- **Work instructions**:
Output all entries verbatim. Skip pictures.

- **Given records**:
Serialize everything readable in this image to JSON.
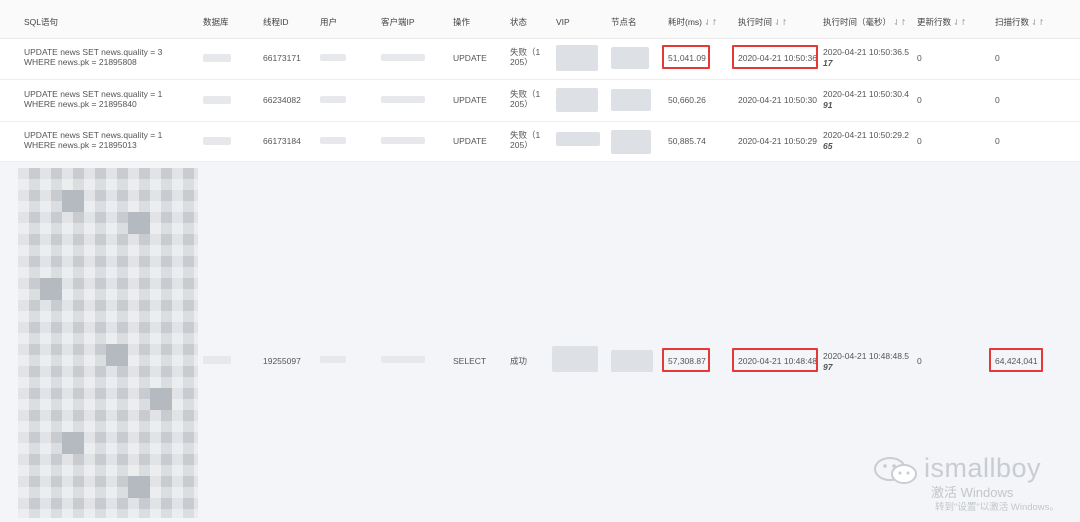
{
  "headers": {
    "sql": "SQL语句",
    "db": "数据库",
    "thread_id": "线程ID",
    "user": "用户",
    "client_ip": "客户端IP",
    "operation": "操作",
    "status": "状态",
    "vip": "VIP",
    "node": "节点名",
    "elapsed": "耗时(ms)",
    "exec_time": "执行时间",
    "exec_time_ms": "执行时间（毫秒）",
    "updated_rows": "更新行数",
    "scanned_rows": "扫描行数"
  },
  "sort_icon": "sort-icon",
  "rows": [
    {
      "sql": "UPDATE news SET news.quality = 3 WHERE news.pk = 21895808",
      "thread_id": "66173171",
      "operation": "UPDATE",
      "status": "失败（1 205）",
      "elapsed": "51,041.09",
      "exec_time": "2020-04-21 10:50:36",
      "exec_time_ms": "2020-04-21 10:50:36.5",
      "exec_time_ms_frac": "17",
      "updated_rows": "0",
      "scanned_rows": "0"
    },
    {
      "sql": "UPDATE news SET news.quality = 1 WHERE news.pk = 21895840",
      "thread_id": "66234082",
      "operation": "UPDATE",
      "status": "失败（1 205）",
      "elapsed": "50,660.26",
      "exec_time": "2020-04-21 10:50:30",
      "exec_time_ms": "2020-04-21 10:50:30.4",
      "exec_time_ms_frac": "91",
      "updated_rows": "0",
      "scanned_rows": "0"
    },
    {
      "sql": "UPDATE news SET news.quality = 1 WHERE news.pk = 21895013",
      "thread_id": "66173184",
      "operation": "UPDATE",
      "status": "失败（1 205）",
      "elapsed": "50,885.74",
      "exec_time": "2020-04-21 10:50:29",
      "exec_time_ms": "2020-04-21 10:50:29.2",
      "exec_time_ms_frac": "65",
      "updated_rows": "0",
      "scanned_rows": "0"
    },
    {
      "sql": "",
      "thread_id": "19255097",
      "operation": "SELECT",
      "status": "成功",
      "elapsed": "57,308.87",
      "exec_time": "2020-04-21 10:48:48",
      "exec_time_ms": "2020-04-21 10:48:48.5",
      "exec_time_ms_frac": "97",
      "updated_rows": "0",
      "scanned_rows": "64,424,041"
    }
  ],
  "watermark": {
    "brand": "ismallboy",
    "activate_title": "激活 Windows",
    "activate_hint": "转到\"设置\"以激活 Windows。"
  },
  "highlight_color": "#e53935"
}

- **Written response**:
Serialize everything readable in this image to JSON.
{
  "headers": {
    "sql": "SQL语句",
    "db": "数据库",
    "thread_id": "线程ID",
    "user": "用户",
    "client_ip": "客户端IP",
    "operation": "操作",
    "status": "状态",
    "vip": "VIP",
    "node": "节点名",
    "elapsed": "耗时(ms)",
    "exec_time": "执行时间",
    "exec_time_ms": "执行时间（毫秒）",
    "updated_rows": "更新行数",
    "scanned_rows": "扫描行数"
  },
  "sort_icon": "sort-icon",
  "rows": [
    {
      "sql": "UPDATE news SET news.quality = 3 WHERE news.pk = 21895808",
      "thread_id": "66173171",
      "operation": "UPDATE",
      "status": "失败（1 205）",
      "elapsed": "51,041.09",
      "exec_time": "2020-04-21 10:50:36",
      "exec_time_ms": "2020-04-21 10:50:36.5",
      "exec_time_ms_frac": "17",
      "updated_rows": "0",
      "scanned_rows": "0"
    },
    {
      "sql": "UPDATE news SET news.quality = 1 WHERE news.pk = 21895840",
      "thread_id": "66234082",
      "operation": "UPDATE",
      "status": "失败（1 205）",
      "elapsed": "50,660.26",
      "exec_time": "2020-04-21 10:50:30",
      "exec_time_ms": "2020-04-21 10:50:30.4",
      "exec_time_ms_frac": "91",
      "updated_rows": "0",
      "scanned_rows": "0"
    },
    {
      "sql": "UPDATE news SET news.quality = 1 WHERE news.pk = 21895013",
      "thread_id": "66173184",
      "operation": "UPDATE",
      "status": "失败（1 205）",
      "elapsed": "50,885.74",
      "exec_time": "2020-04-21 10:50:29",
      "exec_time_ms": "2020-04-21 10:50:29.2",
      "exec_time_ms_frac": "65",
      "updated_rows": "0",
      "scanned_rows": "0"
    },
    {
      "sql": "",
      "thread_id": "19255097",
      "operation": "SELECT",
      "status": "成功",
      "elapsed": "57,308.87",
      "exec_time": "2020-04-21 10:48:48",
      "exec_time_ms": "2020-04-21 10:48:48.5",
      "exec_time_ms_frac": "97",
      "updated_rows": "0",
      "scanned_rows": "64,424,041"
    }
  ],
  "watermark": {
    "brand": "ismallboy",
    "activate_title": "激活 Windows",
    "activate_hint": "转到\"设置\"以激活 Windows。"
  },
  "highlight_color": "#e53935"
}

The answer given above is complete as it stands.